What is required - Write out the whole listing word for word.

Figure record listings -
++++++++++++++++++++

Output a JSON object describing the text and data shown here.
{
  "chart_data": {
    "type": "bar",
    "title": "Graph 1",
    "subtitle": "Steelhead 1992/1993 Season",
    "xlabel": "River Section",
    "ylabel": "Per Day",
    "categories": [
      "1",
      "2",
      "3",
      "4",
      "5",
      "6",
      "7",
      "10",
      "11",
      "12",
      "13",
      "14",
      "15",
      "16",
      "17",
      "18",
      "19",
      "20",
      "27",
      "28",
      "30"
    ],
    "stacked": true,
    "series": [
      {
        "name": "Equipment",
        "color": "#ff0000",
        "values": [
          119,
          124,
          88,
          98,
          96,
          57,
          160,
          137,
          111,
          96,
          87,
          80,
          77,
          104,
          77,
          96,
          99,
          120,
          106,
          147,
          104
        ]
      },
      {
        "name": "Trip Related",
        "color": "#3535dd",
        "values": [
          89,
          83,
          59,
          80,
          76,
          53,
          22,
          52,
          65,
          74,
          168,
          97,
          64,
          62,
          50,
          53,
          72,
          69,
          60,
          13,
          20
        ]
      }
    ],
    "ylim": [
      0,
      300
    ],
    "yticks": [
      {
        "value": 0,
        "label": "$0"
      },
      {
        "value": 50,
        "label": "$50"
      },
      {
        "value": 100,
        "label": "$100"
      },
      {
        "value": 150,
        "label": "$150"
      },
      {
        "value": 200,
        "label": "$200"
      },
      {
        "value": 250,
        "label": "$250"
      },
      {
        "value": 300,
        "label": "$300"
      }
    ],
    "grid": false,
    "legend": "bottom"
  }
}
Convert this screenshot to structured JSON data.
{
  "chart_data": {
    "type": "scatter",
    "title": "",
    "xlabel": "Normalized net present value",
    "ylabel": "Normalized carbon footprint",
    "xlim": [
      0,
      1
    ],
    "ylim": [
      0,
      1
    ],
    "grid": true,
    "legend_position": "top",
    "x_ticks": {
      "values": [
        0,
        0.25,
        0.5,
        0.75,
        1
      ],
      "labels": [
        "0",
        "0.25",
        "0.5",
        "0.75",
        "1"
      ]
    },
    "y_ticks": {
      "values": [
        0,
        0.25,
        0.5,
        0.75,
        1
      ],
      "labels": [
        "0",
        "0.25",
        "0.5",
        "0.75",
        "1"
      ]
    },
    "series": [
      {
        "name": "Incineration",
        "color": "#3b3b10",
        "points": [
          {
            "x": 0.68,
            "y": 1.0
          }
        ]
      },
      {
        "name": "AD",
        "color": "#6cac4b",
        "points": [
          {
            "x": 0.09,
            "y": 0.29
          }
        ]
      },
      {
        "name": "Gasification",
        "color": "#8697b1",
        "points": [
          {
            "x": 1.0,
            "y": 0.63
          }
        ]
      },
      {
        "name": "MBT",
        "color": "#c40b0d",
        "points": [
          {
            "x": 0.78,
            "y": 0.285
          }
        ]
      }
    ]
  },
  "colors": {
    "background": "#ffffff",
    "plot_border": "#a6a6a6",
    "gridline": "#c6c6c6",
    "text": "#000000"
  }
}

++++++++++++++++++++

The reply -
Output a JSON object describing the text and data shown here.
{
  "chart_data": {
    "type": "bar",
    "title": "Graph 1",
    "subtitle": "Steelhead 1992/1993 Season",
    "xlabel": "River Section",
    "ylabel": "Per Day",
    "categories": [
      "1",
      "2",
      "3",
      "4",
      "5",
      "6",
      "7",
      "10",
      "11",
      "12",
      "13",
      "14",
      "15",
      "16",
      "17",
      "18",
      "19",
      "20",
      "27",
      "28",
      "30"
    ],
    "stacked": true,
    "series": [
      {
        "name": "Equipment",
        "color": "#ff0000",
        "values": [
          119,
          124,
          88,
          98,
          96,
          57,
          160,
          137,
          111,
          96,
          87,
          80,
          77,
          104,
          77,
          96,
          99,
          120,
          106,
          147,
          104
        ]
      },
      {
        "name": "Trip Related",
        "color": "#3535dd",
        "values": [
          89,
          83,
          59,
          80,
          76,
          53,
          22,
          52,
          65,
          74,
          168,
          97,
          64,
          62,
          50,
          53,
          72,
          69,
          60,
          13,
          20
        ]
      }
    ],
    "ylim": [
      0,
      300
    ],
    "yticks": [
      {
        "value": 0,
        "label": "$0"
      },
      {
        "value": 50,
        "label": "$50"
      },
      {
        "value": 100,
        "label": "$100"
      },
      {
        "value": 150,
        "label": "$150"
      },
      {
        "value": 200,
        "label": "$200"
      },
      {
        "value": 250,
        "label": "$250"
      },
      {
        "value": 300,
        "label": "$300"
      }
    ],
    "grid": false,
    "legend": "bottom"
  }
}
Convert this screenshot to structured JSON data.
{
  "chart_data": {
    "type": "scatter",
    "title": "",
    "xlabel": "Normalized net present value",
    "ylabel": "Normalized carbon footprint",
    "xlim": [
      0,
      1
    ],
    "ylim": [
      0,
      1
    ],
    "grid": true,
    "legend_position": "top",
    "x_ticks": {
      "values": [
        0,
        0.25,
        0.5,
        0.75,
        1
      ],
      "labels": [
        "0",
        "0.25",
        "0.5",
        "0.75",
        "1"
      ]
    },
    "y_ticks": {
      "values": [
        0,
        0.25,
        0.5,
        0.75,
        1
      ],
      "labels": [
        "0",
        "0.25",
        "0.5",
        "0.75",
        "1"
      ]
    },
    "series": [
      {
        "name": "Incineration",
        "color": "#3b3b10",
        "points": [
          {
            "x": 0.68,
            "y": 1.0
          }
        ]
      },
      {
        "name": "AD",
        "color": "#6cac4b",
        "points": [
          {
            "x": 0.09,
            "y": 0.29
          }
        ]
      },
      {
        "name": "Gasification",
        "color": "#8697b1",
        "points": [
          {
            "x": 1.0,
            "y": 0.63
          }
        ]
      },
      {
        "name": "MBT",
        "color": "#c40b0d",
        "points": [
          {
            "x": 0.78,
            "y": 0.285
          }
        ]
      }
    ]
  },
  "colors": {
    "background": "#ffffff",
    "plot_border": "#a6a6a6",
    "gridline": "#c6c6c6",
    "text": "#000000"
  }
}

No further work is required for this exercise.